**Written request:**
Print every entry, word for word, and skip the images.

— Start of Supplied information —

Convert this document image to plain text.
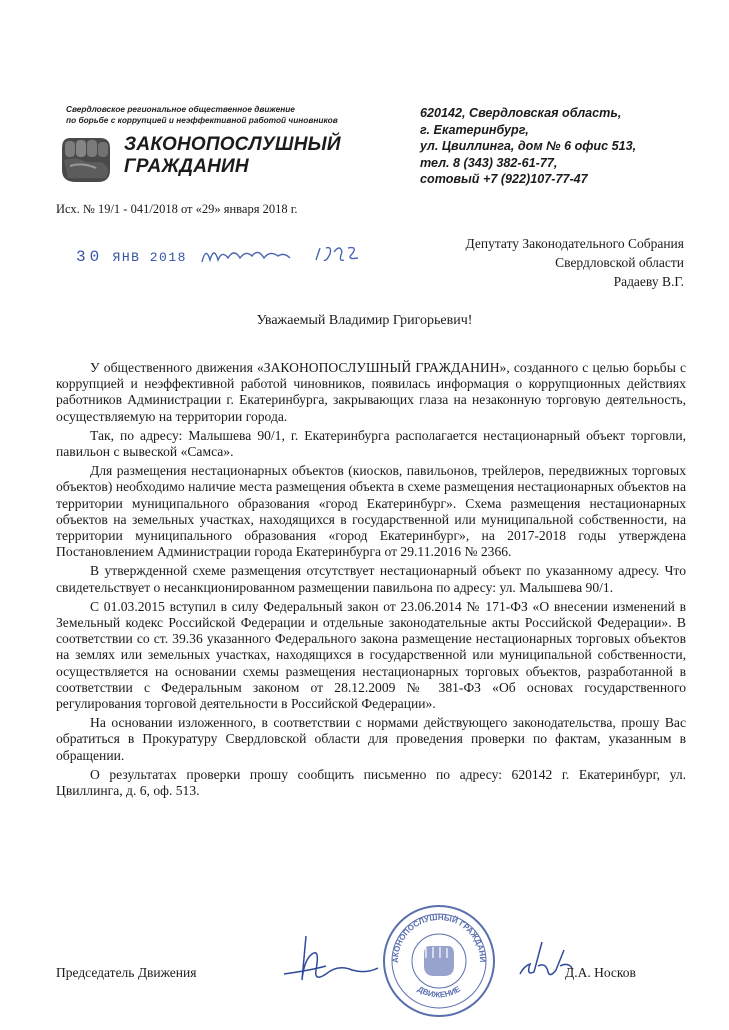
Свердловское региональное общественное движение
по борьбе с коррупцией и неэффективной работой чиновников
ЗАКОНОПОСЛУШНЫЙ
ГРАЖДАНИН
620142, Свердловская область,
г. Екатеринбург,
ул. Цвиллинга, дом № 6 офис 513,
тел. 8 (343) 382-61-77,
сотовый +7 (922)107-77-47
Исх. № 19/1 - 041/2018 от «29» января 2018 г.
30 ЯНВ 2018
Депутату Законодательного Собрания
Свердловской области
Радаеву В.Г.
Уважаемый Владимир Григорьевич!

У общественного движения «ЗАКОНОПОСЛУШНЫЙ ГРАЖДАНИН», созданного с целью борьбы с коррупцией и неэффективной работой чиновников, появилась информация о коррупционных действиях работников Администрации г. Екатеринбурга, закрывающих глаза на незаконную торговую деятельность, осуществляемую на территории города.

Так, по адресу: Малышева 90/1, г. Екатеринбурга располагается нестационарный объект торговли, павильон с вывеской «Самса».

Для размещения нестационарных объектов (киосков, павильонов, трейлеров, передвижных торговых объектов) необходимо наличие места размещения объекта в схеме размещения нестационарных объектов на территории муниципального образования «город Екатеринбург». Схема размещения нестационарных объектов на земельных участках, находящихся в государственной или муниципальной собственности, на территории муниципального образования «город Екатеринбург», на 2017-2018 годы утверждена Постановлением Администрации города Екатеринбурга от 29.11.2016 № 2366.

В утвержденной схеме размещения отсутствует нестационарный объект по указанному адресу. Что свидетельствует о несанкционированном размещении павильона по адресу: ул. Малышева 90/1.

С 01.03.2015 вступил в силу Федеральный закон от 23.06.2014 № 171-ФЗ «О внесении изменений в Земельный кодекс Российской Федерации и отдельные законодательные акты Российской Федерации». В соответствии со ст. 39.36 указанного Федерального закона размещение нестационарных торговых объектов на землях или земельных участках, находящихся в государственной или муниципальной собственности, осуществляется на основании схемы размещения нестационарных торговых объектов, разработанной в соответствии с Федеральным законом от 28.12.2009 № 381-ФЗ «Об основах государственного регулирования торговой деятельности в Российской Федерации».

На основании изложенного, в соответствии с нормами действующего законодательства, прошу Вас обратиться в Прокуратуру Свердловской области для проведения проверки по фактам, указанным в обращении.

О результатах проверки прошу сообщить письменно по адресу: 620142 г. Екатеринбург, ул. Цвиллинга, д. 6, оф. 513.

АКОНОПОСЛУШНЫЙ ГРАЖДАНИ
ДВИЖЕНИЕ
Председатель Движения	Д.А. Носков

— End of Supplied information —

**Exercise result:**
Convert this document image to plain text.
Свердловское региональное общественное движение
по борьбе с коррупцией и неэффективной работой чиновников
ЗАКОНОПОСЛУШНЫЙ
ГРАЖДАНИН
620142, Свердловская область,
г. Екатеринбург,
ул. Цвиллинга, дом № 6 офис 513,
тел. 8 (343) 382-61-77,
сотовый +7 (922)107-77-47
Исх. № 19/1 - 041/2018 от «29» января 2018 г.
30 ЯНВ 2018
Депутату Законодательного Собрания
Свердловской области
Радаеву В.Г.
Уважаемый Владимир Григорьевич!

У общественного движения «ЗАКОНОПОСЛУШНЫЙ ГРАЖДАНИН», созданного с целью борьбы с коррупцией и неэффективной работой чиновников, появилась информация о коррупционных действиях работников Администрации г. Екатеринбурга, закрывающих глаза на незаконную торговую деятельность, осуществляемую на территории города.

Так, по адресу: Малышева 90/1, г. Екатеринбурга располагается нестационарный объект торговли, павильон с вывеской «Самса».

Для размещения нестационарных объектов (киосков, павильонов, трейлеров, передвижных торговых объектов) необходимо наличие места размещения объекта в схеме размещения нестационарных объектов на территории муниципального образования «город Екатеринбург». Схема размещения нестационарных объектов на земельных участках, находящихся в государственной или муниципальной собственности, на территории муниципального образования «город Екатеринбург», на 2017-2018 годы утверждена Постановлением Администрации города Екатеринбурга от 29.11.2016 № 2366.

В утвержденной схеме размещения отсутствует нестационарный объект по указанному адресу. Что свидетельствует о несанкционированном размещении павильона по адресу: ул. Малышева 90/1.

С 01.03.2015 вступил в силу Федеральный закон от 23.06.2014 № 171-ФЗ «О внесении изменений в Земельный кодекс Российской Федерации и отдельные законодательные акты Российской Федерации». В соответствии со ст. 39.36 указанного Федерального закона размещение нестационарных торговых объектов на землях или земельных участках, находящихся в государственной или муниципальной собственности, осуществляется на основании схемы размещения нестационарных торговых объектов, разработанной в соответствии с Федеральным законом от 28.12.2009 № 381-ФЗ «Об основах государственного регулирования торговой деятельности в Российской Федерации».

На основании изложенного, в соответствии с нормами действующего законодательства, прошу Вас обратиться в Прокуратуру Свердловской области для проведения проверки по фактам, указанным в обращении.

О результатах проверки прошу сообщить письменно по адресу: 620142 г. Екатеринбург, ул. Цвиллинга, д. 6, оф. 513.

АКОНОПОСЛУШНЫЙ ГРАЖДАНИ
ДВИЖЕНИЕ
Председатель Движения	Д.А. Носков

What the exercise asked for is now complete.